REQUIREMENT: In the records below, tally every line containing "this". Report only the total.

____ DATA FOR THE TASK

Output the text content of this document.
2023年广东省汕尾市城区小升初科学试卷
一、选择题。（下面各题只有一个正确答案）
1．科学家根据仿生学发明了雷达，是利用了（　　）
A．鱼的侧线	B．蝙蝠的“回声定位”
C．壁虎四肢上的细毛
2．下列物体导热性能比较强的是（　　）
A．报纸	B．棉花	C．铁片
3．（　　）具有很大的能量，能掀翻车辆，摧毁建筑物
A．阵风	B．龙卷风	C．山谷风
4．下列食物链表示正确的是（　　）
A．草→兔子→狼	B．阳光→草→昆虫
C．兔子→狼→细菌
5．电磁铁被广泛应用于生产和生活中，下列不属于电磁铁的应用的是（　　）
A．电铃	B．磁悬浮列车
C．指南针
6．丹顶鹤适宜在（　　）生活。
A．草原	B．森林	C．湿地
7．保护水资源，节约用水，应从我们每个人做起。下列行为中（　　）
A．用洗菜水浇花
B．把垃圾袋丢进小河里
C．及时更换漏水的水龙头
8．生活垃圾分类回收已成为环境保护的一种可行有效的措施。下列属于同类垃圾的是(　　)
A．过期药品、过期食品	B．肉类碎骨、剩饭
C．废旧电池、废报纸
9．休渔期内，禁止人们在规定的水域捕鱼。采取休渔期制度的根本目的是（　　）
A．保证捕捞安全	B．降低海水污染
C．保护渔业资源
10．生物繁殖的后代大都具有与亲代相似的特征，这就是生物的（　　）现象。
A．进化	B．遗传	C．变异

________
____ DATA FOR THE TASK

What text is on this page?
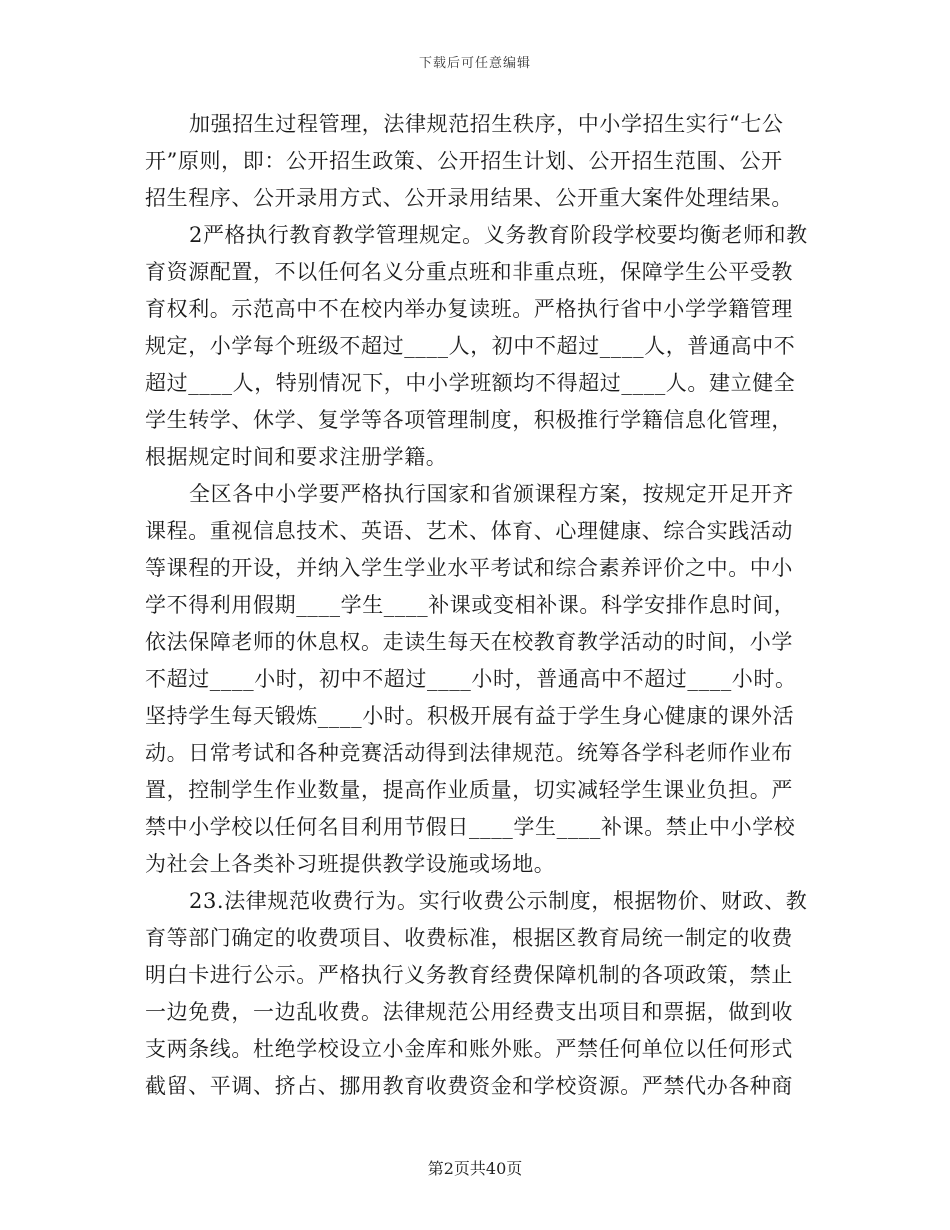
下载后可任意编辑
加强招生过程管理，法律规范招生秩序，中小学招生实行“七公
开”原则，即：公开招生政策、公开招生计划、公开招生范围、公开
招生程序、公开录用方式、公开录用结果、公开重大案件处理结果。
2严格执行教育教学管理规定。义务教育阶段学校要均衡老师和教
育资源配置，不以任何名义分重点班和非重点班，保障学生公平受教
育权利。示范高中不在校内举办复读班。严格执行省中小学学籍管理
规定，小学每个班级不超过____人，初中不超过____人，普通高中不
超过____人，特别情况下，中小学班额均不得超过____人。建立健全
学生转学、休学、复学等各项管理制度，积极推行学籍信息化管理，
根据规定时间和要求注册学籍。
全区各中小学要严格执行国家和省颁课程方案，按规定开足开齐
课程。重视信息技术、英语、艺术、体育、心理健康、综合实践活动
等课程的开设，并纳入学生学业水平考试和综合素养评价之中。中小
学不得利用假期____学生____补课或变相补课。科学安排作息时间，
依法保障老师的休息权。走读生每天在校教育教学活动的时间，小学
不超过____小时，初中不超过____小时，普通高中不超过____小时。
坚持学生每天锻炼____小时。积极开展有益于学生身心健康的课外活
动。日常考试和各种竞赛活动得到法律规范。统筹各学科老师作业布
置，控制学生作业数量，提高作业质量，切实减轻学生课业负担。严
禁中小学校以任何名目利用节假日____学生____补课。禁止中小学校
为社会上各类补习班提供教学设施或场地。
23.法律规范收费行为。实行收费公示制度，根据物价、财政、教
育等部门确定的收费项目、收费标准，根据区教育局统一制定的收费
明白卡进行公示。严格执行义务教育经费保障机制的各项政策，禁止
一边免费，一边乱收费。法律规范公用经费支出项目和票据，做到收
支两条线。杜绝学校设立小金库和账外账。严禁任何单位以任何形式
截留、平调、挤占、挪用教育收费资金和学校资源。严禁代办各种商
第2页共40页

________
____ DATA FOR THE TASK

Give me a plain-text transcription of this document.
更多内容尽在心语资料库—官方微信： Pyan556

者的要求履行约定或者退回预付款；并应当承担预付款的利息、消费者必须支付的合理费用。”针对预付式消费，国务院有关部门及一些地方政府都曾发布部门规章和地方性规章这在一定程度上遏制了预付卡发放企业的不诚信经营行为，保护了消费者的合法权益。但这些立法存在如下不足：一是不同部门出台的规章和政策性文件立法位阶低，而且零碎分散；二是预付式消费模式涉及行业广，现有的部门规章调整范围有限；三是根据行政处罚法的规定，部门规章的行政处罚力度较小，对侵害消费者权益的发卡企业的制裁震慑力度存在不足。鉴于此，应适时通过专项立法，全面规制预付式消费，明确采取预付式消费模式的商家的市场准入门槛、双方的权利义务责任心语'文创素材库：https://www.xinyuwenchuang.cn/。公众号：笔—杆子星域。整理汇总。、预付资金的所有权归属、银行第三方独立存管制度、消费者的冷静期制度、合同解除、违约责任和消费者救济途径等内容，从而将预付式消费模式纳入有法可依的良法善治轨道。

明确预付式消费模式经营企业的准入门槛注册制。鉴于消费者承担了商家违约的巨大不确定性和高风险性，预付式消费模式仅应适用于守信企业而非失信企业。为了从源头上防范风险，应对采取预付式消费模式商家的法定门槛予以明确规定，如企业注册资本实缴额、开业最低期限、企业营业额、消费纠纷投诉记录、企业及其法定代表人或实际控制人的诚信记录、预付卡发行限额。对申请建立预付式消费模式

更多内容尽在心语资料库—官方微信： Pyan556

________

FULL RESPONSE: 3